* Task *
Look for "sign" in each line of the entries, and return the matching lines.

* * *

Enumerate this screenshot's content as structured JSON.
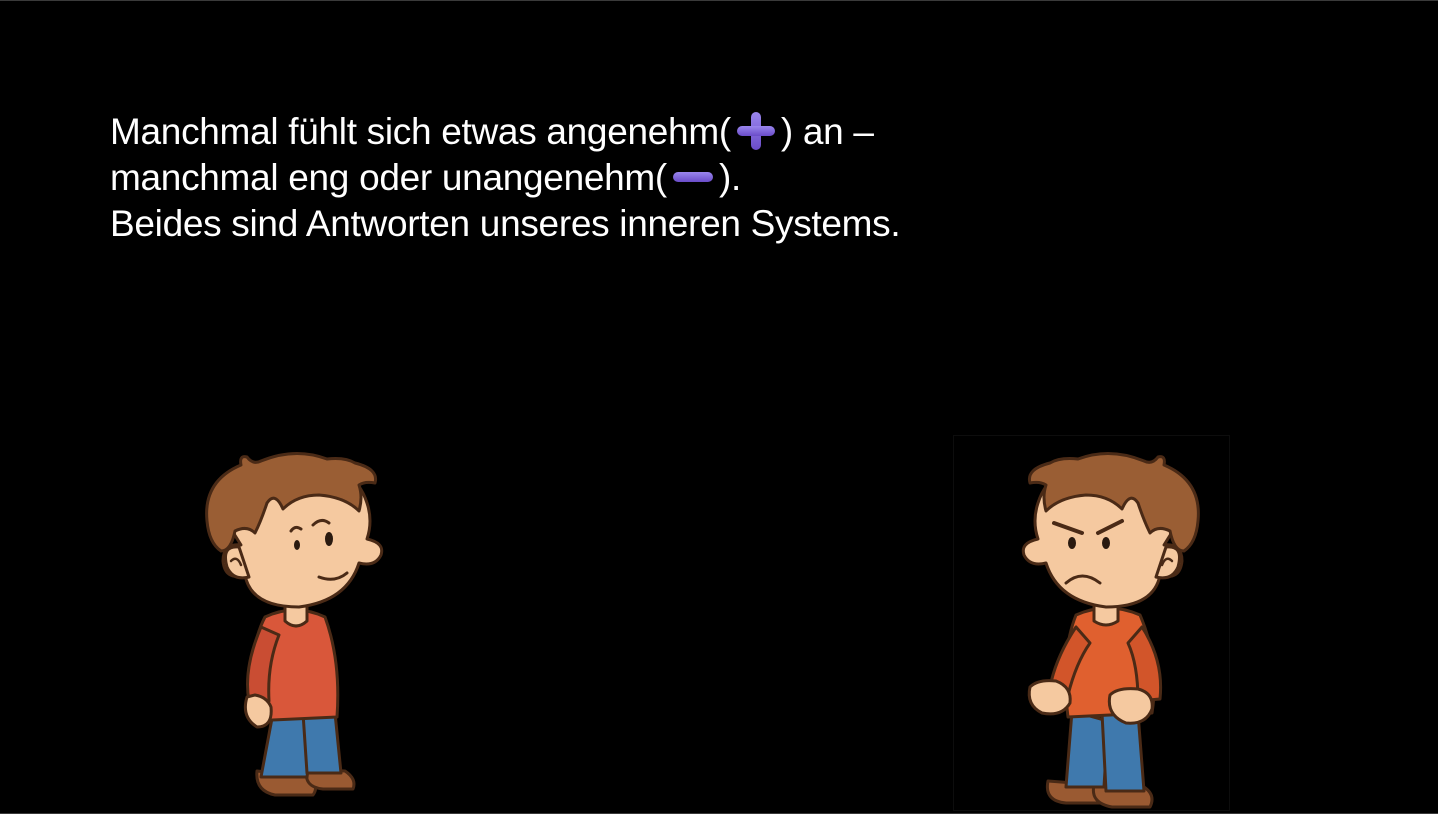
{
  "slide": {
    "line1_before": "Manchmal fühlt sich etwas angenehm(",
    "line1_after": ") an –",
    "line2_before": "manchmal eng oder unangenehm(",
    "line2_after": ").",
    "line3": "Beides sind Antworten unseres inneren Systems.",
    "plus_icon": "heavy-plus-sign-icon",
    "minus_icon": "heavy-minus-sign-icon",
    "icon_color": "#7b5fd6"
  },
  "figures": {
    "left": "happy-boy-illustration",
    "right": "angry-boy-illustration"
  }
}
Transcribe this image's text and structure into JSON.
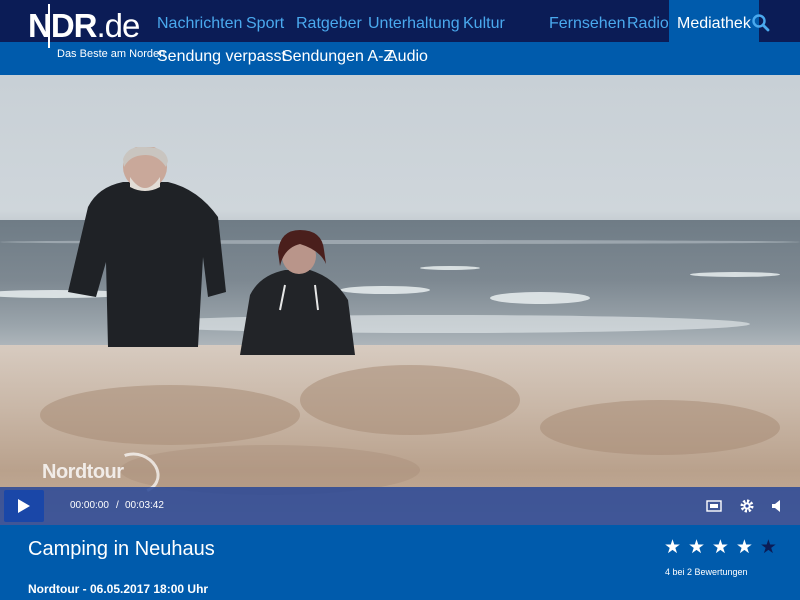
{
  "brand": {
    "logo_main": "NDR",
    "logo_tld": ".de",
    "claim": "Das Beste am Norden"
  },
  "nav": {
    "items": [
      {
        "label": "Nachrichten"
      },
      {
        "label": "Sport"
      },
      {
        "label": "Ratgeber"
      },
      {
        "label": "Unterhaltung"
      },
      {
        "label": "Kultur"
      },
      {
        "label": "Fernsehen"
      },
      {
        "label": "Radio"
      },
      {
        "label": "Mediathek",
        "active": true
      }
    ],
    "search_icon": "search-icon"
  },
  "subnav": {
    "items": [
      {
        "label": "Sendung verpasst"
      },
      {
        "label": "Sendungen A-Z"
      },
      {
        "label": "Audio"
      }
    ]
  },
  "video": {
    "watermark": "Nordtour"
  },
  "player": {
    "current_time": "00:00:00",
    "separator": "/",
    "duration": "00:03:42",
    "icons": [
      "play-icon",
      "fullscreen-icon",
      "settings-gear-icon",
      "volume-icon"
    ]
  },
  "info": {
    "title": "Camping in Neuhaus",
    "meta": "Nordtour - 06.05.2017 18:00 Uhr",
    "rating": {
      "value": 4,
      "max": 5,
      "text": "4 bei 2 Bewertungen"
    }
  },
  "colors": {
    "topbar": "#0b1c56",
    "accent": "#005bac",
    "nav_link": "#4aa9ee",
    "controls": "#2846a0"
  }
}
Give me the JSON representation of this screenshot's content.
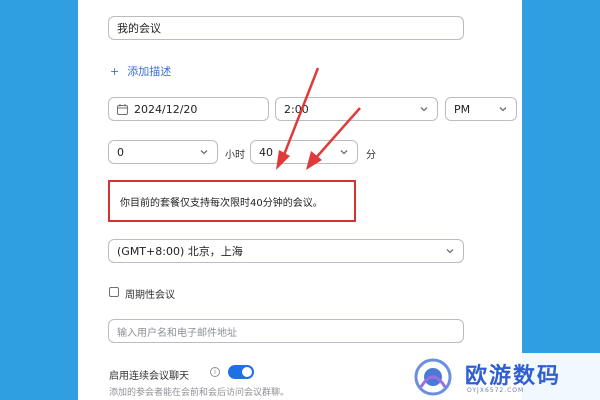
{
  "meeting": {
    "topic_value": "我的会议",
    "add_description_label": "添加描述",
    "date_value": "2024/12/20",
    "time_value": "2:00",
    "ampm_value": "PM",
    "duration_hours_value": "0",
    "hours_unit": "小时",
    "duration_minutes_value": "40",
    "minutes_unit": "分",
    "limit_notice": "你目前的套餐仅支持每次限时40分钟的会议。",
    "timezone_value": "(GMT+8:00) 北京，上海",
    "recurring_label": "周期性会议",
    "invitees_placeholder": "输入用户名和电子邮件地址",
    "continuous_chat_label": "启用连续会议聊天",
    "continuous_chat_desc": "添加的参会者能在会前和会后访问会议群聊。"
  },
  "watermark": {
    "brand_text": "欧游数码",
    "brand_sub": "OYJX6572.COM"
  },
  "colors": {
    "background": "#2f9fe2",
    "accent": "#1f6fe5",
    "annotation_red": "#d93030"
  },
  "icons": {
    "calendar": "calendar-icon",
    "dropdown": "chevron-down-icon",
    "add": "plus-icon",
    "info": "info-icon"
  }
}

* * *

* Response to the exercise *
    "plus_icon": "heavy-plus-sign-icon",
    "minus_icon": "heavy-minus-sign-icon",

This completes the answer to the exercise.